§ Exercise objective
The exercise asks you to copy every line below in which "的分数单位是" appears.

[Saved data entries]
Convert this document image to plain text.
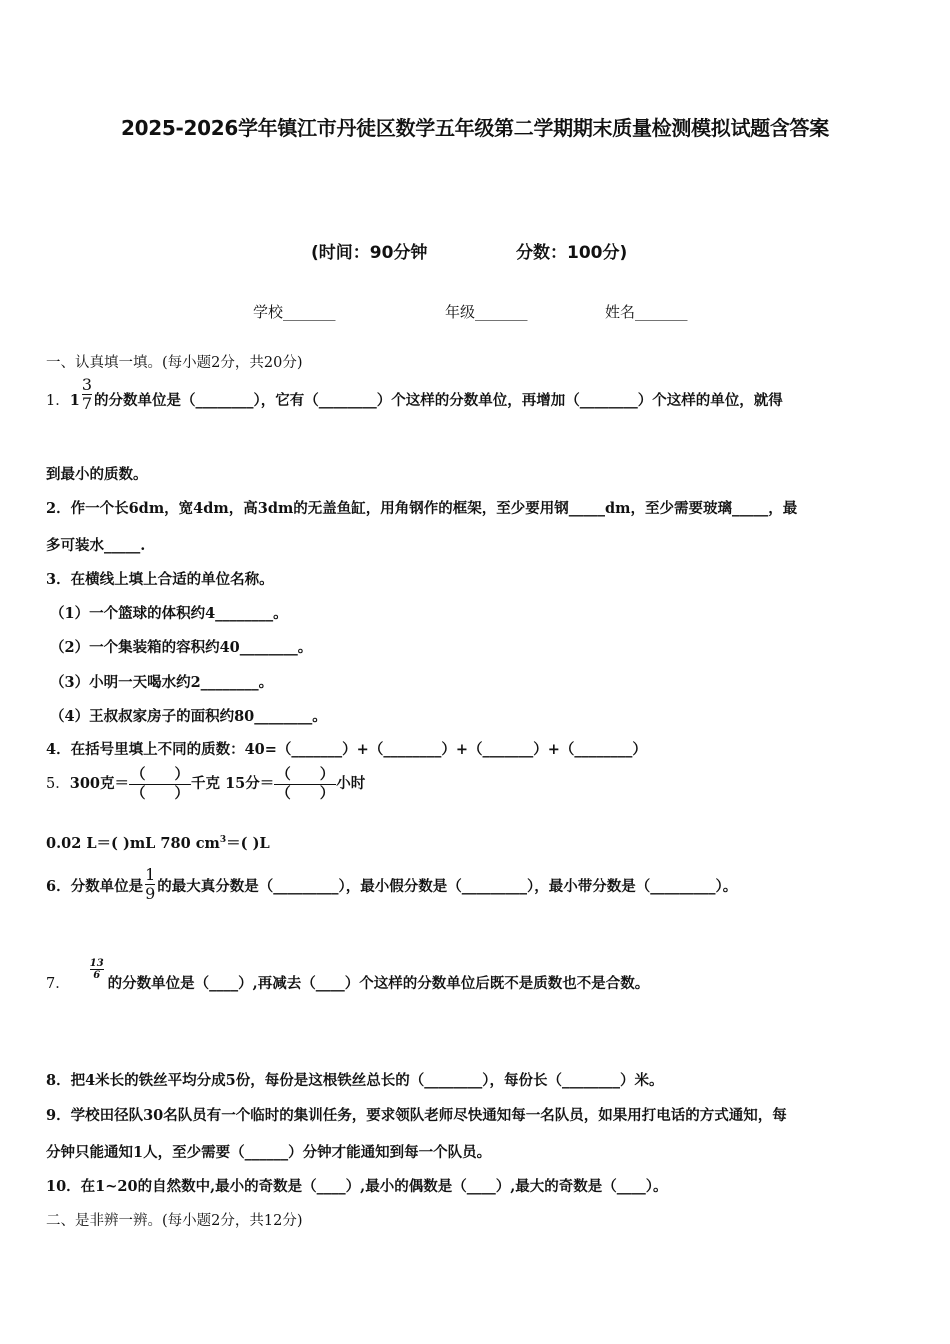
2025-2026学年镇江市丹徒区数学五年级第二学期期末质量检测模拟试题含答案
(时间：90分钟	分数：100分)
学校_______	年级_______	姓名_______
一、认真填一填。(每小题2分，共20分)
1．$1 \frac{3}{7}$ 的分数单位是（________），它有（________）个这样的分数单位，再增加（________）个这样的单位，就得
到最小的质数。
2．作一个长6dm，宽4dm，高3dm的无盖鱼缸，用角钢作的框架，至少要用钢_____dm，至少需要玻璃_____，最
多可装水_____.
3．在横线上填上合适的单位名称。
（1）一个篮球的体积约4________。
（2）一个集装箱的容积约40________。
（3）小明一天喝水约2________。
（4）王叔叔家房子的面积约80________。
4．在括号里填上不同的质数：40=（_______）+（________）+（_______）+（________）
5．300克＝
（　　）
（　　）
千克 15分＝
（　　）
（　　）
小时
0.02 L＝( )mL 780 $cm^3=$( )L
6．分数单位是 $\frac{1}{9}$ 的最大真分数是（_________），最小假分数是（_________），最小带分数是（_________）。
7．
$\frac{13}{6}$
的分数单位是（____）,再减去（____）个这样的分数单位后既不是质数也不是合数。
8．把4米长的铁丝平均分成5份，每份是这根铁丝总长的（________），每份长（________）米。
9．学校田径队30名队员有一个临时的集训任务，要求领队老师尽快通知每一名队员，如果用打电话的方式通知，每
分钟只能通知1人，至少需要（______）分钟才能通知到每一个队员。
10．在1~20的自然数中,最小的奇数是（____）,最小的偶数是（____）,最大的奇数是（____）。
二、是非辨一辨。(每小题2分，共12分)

§ Full output
1．$1 \frac{3}{7}$ 的分数单位是（________），它有（________）个这样的分数单位，再增加（________）个这样的单位，就得
的分数单位是（____）,再减去（____）个这样的分数单位后既不是质数也不是合数。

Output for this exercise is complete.